Your goal —
Pick out every line that holds the string "deyiladi" and copy it.

(Data entries)
━━━━

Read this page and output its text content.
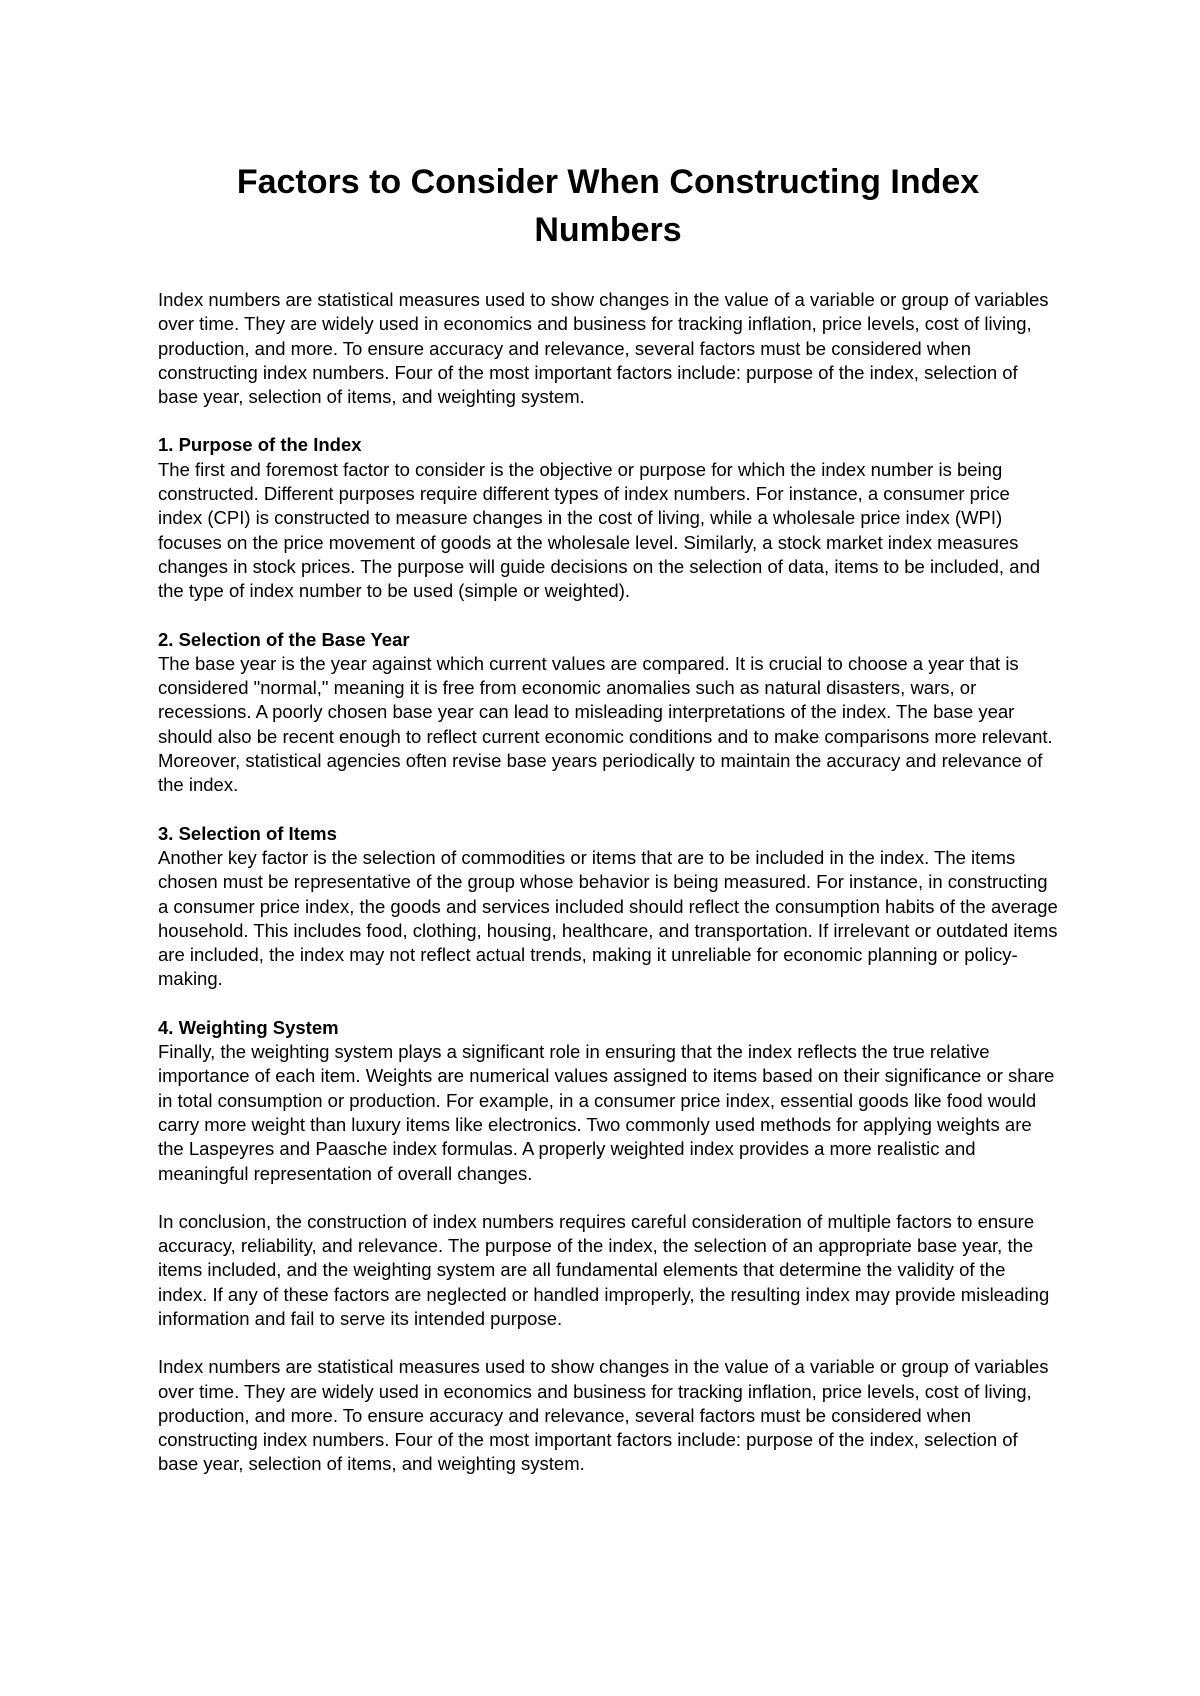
Factors to Consider When Constructing Index Numbers

Index numbers are statistical measures used to show changes in the value of a variable or group of variables over time. They are widely used in economics and business for tracking inflation, price levels, cost of living, production, and more. To ensure accuracy and relevance, several factors must be considered when constructing index numbers. Four of the most important factors include: purpose of the index, selection of base year, selection of items, and weighting system.

1. Purpose of the Index

The first and foremost factor to consider is the objective or purpose for which the index number is being constructed. Different purposes require different types of index numbers. For instance, a consumer price index (CPI) is constructed to measure changes in the cost of living, while a wholesale price index (WPI) focuses on the price movement of goods at the wholesale level. Similarly, a stock market index measures changes in stock prices. The purpose will guide decisions on the selection of data, items to be included, and the type of index number to be used (simple or weighted).

2. Selection of the Base Year

The base year is the year against which current values are compared. It is crucial to choose a year that is considered "normal," meaning it is free from economic anomalies such as natural disasters, wars, or recessions. A poorly chosen base year can lead to misleading interpretations of the index. The base year should also be recent enough to reflect current economic conditions and to make comparisons more relevant. Moreover, statistical agencies often revise base years periodically to maintain the accuracy and relevance of the index.

3. Selection of Items

Another key factor is the selection of commodities or items that are to be included in the index. The items chosen must be representative of the group whose behavior is being measured. For instance, in constructing a consumer price index, the goods and services included should reflect the consumption habits of the average household. This includes food, clothing, housing, healthcare, and transportation. If irrelevant or outdated items are included, the index may not reflect actual trends, making it unreliable for economic planning or policy-making.

4. Weighting System

Finally, the weighting system plays a significant role in ensuring that the index reflects the true relative importance of each item. Weights are numerical values assigned to items based on their significance or share in total consumption or production. For example, in a consumer price index, essential goods like food would carry more weight than luxury items like electronics. Two commonly used methods for applying weights are the Laspeyres and Paasche index formulas. A properly weighted index provides a more realistic and meaningful representation of overall changes.

In conclusion, the construction of index numbers requires careful consideration of multiple factors to ensure accuracy, reliability, and relevance. The purpose of the index, the selection of an appropriate base year, the items included, and the weighting system are all fundamental elements that determine the validity of the index. If any of these factors are neglected or handled improperly, the resulting index may provide misleading information and fail to serve its intended purpose.

Index numbers are statistical measures used to show changes in the value of a variable or group of variables over time. They are widely used in economics and business for tracking inflation, price levels, cost of living, production, and more. To ensure accuracy and relevance, several factors must be considered when constructing index numbers. Four of the most important factors include: purpose of the index, selection of base year, selection of items, and weighting system.
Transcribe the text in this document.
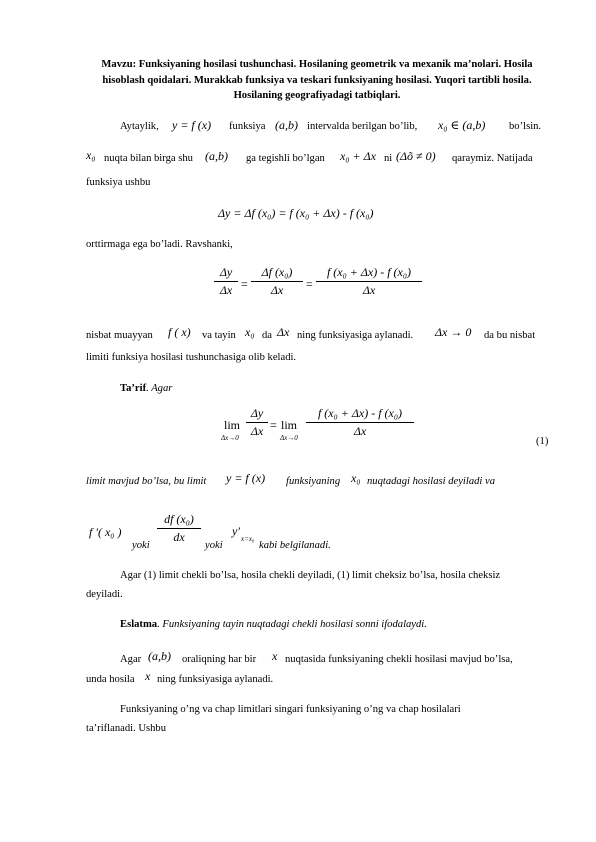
Mavzu: Funksiyaning hosilasi tushunchasi. Hosilaning geometrik va mexanik maʼnolari. Hosila hisoblash qoidalari. Murakkab funksiya va teskari funksiyaning hosilasi. Yuqori tartibli hosila. Hosilaning geografiyadagi tatbiqlari.
Aytaylik, y = f (x) funksiya (a,b) intervalda berilgan bo’lib, x₀ ∈ (a,b) bo’lsin.
x₀ nuqta bilan birga shu (a,b) ga tegishli bo’lgan x₀ + Δx ni (Δõ ≠ 0) qaraymiz. Natijada
funksiya ushbu
Δy = Δf (x₀) = f (x₀ + Δx) - f (x₀)
orttirmaga ega bo’ladi. Ravshanki,
Δy
Δx =
Δf (x₀)
Δx	=
f (x₀ + Δx) - f (x₀)
Δx
nisbat muayyan f ( x) va tayin x₀ da Δx ning funksiyasiga aylanadi. Δx → 0 da bu nisbat
limiti funksiya hosilasi tushunchasiga olib keladi.
Ta’rif. Agar
lim
Δx→0
Δy
Δx = lim
Δx→0
f (x₀ + Δx) - f (x₀)
Δx
(1)
limit mavjud bo’lsa, bu limit y = f (x) funksiyaning x₀ nuqtadagi hosilasi deyiladi va
f ′( x₀ )
yoki
df (x₀)
dx
yoki
y′
x=x₀
kabi belgilanadi.
Agar (1) limit chekli bo’lsa, hosila chekli deyiladi, (1) limit cheksiz bo’lsa, hosila cheksiz
deyiladi.
Eslatma. Funksiyaning tayin nuqtadagi chekli hosilasi sonni ifodalaydi.
Agar (a,b) oraliqning har bir x nuqtasida funksiyaning chekli hosilasi mavjud bo’lsa,
unda hosila x ning funksiyasiga aylanadi.
Funksiyaning o’ng va chap limitlari singari funksiyaning o’ng va chap hosilalari
ta’riflanadi. Ushbu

━━━━

Expected answer —
limit mavjud bo’lsa, bu limit y = f (x) funksiyaning x₀ nuqtadagi hosilasi deyiladi va
Agar (1) limit chekli bo’lsa, hosila chekli deyiladi, (1) limit cheksiz bo’lsa, hosila cheksiz
deyiladi.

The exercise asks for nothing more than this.